### Exercise directions
Copy out every line that contains "maksymalna".

### The input
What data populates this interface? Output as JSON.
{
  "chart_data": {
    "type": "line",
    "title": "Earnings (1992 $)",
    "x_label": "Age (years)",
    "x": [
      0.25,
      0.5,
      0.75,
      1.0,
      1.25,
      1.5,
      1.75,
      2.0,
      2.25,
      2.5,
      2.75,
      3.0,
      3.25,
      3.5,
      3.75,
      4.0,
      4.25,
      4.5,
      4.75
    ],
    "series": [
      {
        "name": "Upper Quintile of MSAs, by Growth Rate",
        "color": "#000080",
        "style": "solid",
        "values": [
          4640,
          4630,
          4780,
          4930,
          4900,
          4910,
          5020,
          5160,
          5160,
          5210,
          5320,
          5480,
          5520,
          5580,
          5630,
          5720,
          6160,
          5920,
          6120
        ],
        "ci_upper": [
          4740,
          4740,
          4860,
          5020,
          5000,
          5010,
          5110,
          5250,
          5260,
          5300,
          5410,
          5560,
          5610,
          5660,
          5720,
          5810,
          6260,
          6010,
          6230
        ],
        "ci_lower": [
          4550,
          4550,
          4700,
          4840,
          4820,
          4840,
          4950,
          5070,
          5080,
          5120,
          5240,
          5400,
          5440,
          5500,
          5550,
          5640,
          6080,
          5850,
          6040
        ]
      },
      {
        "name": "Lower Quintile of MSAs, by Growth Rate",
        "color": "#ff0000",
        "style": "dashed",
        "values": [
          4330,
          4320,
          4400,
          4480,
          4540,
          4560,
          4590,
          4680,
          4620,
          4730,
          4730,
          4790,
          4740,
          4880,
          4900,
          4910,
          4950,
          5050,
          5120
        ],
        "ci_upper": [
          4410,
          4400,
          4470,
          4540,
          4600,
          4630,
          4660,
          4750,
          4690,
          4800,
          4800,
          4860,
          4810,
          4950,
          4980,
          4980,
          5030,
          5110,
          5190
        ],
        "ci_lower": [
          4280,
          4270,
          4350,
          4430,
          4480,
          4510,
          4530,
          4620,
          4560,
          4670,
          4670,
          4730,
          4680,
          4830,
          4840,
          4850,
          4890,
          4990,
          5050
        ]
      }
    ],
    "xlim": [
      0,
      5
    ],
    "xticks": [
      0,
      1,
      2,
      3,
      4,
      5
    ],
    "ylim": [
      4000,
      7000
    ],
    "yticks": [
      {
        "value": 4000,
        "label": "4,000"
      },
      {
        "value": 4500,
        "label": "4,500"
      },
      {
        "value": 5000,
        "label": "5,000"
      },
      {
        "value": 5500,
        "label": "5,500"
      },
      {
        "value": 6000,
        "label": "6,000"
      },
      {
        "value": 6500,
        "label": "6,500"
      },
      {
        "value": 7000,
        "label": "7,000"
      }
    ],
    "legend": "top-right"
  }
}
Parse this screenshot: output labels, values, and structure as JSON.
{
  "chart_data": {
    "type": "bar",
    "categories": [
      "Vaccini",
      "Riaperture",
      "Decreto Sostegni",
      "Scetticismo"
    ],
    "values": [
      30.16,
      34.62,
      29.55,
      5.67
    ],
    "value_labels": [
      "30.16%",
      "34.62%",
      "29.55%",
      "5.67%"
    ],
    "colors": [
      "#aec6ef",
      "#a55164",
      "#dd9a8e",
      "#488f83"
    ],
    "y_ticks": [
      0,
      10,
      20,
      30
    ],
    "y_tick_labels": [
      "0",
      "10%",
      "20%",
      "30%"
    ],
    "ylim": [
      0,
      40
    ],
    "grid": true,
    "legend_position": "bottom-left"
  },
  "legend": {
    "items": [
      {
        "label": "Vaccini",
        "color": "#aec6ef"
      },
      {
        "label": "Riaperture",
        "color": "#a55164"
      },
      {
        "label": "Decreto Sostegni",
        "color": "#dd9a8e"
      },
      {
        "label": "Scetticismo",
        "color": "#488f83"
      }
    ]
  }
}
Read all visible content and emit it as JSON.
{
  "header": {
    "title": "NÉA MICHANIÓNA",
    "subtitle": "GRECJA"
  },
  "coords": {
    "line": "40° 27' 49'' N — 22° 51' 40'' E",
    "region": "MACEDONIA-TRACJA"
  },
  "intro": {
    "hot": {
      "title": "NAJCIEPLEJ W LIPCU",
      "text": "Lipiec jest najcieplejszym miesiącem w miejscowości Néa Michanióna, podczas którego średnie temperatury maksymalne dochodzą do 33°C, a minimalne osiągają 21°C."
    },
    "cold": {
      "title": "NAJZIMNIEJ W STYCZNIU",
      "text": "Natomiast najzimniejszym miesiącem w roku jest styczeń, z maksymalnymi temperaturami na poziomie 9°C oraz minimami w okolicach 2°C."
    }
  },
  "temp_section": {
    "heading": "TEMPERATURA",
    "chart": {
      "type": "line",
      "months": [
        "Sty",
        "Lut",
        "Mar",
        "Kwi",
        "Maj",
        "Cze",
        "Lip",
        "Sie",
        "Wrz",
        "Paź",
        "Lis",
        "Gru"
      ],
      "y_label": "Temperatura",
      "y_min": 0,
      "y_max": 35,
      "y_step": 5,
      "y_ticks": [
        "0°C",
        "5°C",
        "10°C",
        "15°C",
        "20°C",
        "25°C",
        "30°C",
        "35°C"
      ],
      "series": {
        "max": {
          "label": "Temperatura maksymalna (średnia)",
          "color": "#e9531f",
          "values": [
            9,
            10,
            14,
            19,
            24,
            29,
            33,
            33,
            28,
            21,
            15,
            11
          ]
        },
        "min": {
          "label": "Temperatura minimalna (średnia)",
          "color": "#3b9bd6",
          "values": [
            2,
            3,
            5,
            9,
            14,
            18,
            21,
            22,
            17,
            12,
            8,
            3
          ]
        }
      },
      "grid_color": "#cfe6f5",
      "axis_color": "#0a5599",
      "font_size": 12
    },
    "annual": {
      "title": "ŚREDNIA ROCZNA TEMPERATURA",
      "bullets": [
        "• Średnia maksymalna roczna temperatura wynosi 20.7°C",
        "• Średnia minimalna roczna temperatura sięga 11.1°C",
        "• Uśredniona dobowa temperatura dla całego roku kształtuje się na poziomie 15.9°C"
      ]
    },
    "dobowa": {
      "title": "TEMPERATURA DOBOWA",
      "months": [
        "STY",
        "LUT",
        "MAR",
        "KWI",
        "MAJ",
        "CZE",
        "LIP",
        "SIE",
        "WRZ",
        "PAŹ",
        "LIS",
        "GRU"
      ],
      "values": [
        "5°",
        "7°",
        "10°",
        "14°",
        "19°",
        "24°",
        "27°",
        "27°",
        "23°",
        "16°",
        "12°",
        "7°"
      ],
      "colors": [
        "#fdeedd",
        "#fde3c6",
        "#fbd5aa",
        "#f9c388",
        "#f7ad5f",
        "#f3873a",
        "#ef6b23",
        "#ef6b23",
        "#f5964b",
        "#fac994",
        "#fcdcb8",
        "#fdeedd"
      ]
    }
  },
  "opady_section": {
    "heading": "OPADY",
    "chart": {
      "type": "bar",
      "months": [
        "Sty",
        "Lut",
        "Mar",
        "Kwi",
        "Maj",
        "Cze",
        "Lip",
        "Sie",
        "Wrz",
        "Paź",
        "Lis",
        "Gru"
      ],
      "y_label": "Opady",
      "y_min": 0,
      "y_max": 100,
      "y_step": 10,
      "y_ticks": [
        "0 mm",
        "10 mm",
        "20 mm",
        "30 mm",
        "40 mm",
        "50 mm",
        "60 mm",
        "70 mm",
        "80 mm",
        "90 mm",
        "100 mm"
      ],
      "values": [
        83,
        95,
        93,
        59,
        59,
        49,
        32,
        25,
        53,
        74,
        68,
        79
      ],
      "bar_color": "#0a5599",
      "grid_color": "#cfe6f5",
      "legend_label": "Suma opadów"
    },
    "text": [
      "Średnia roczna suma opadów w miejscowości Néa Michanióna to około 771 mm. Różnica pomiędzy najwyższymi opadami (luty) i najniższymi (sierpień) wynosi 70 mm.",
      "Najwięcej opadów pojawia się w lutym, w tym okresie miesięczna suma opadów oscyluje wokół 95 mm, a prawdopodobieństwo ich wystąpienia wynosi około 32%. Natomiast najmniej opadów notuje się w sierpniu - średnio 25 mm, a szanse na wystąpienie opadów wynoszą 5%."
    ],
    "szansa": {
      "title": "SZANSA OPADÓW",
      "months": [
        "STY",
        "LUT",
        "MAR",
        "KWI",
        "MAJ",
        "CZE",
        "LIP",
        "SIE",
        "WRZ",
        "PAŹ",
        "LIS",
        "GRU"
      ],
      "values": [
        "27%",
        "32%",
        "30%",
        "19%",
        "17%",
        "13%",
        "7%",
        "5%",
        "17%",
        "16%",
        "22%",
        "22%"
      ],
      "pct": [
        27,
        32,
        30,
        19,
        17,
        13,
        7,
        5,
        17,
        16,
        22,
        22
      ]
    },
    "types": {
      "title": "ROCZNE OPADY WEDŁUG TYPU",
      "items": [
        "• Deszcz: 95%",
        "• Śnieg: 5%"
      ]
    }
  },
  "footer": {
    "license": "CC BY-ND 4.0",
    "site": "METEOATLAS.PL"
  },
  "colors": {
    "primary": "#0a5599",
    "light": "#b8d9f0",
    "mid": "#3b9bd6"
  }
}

### Solved problem
          "label": "Temperatura maksymalna (średnia)",
        "• Średnia maksymalna roczna temperatura wynosi 20.7°C",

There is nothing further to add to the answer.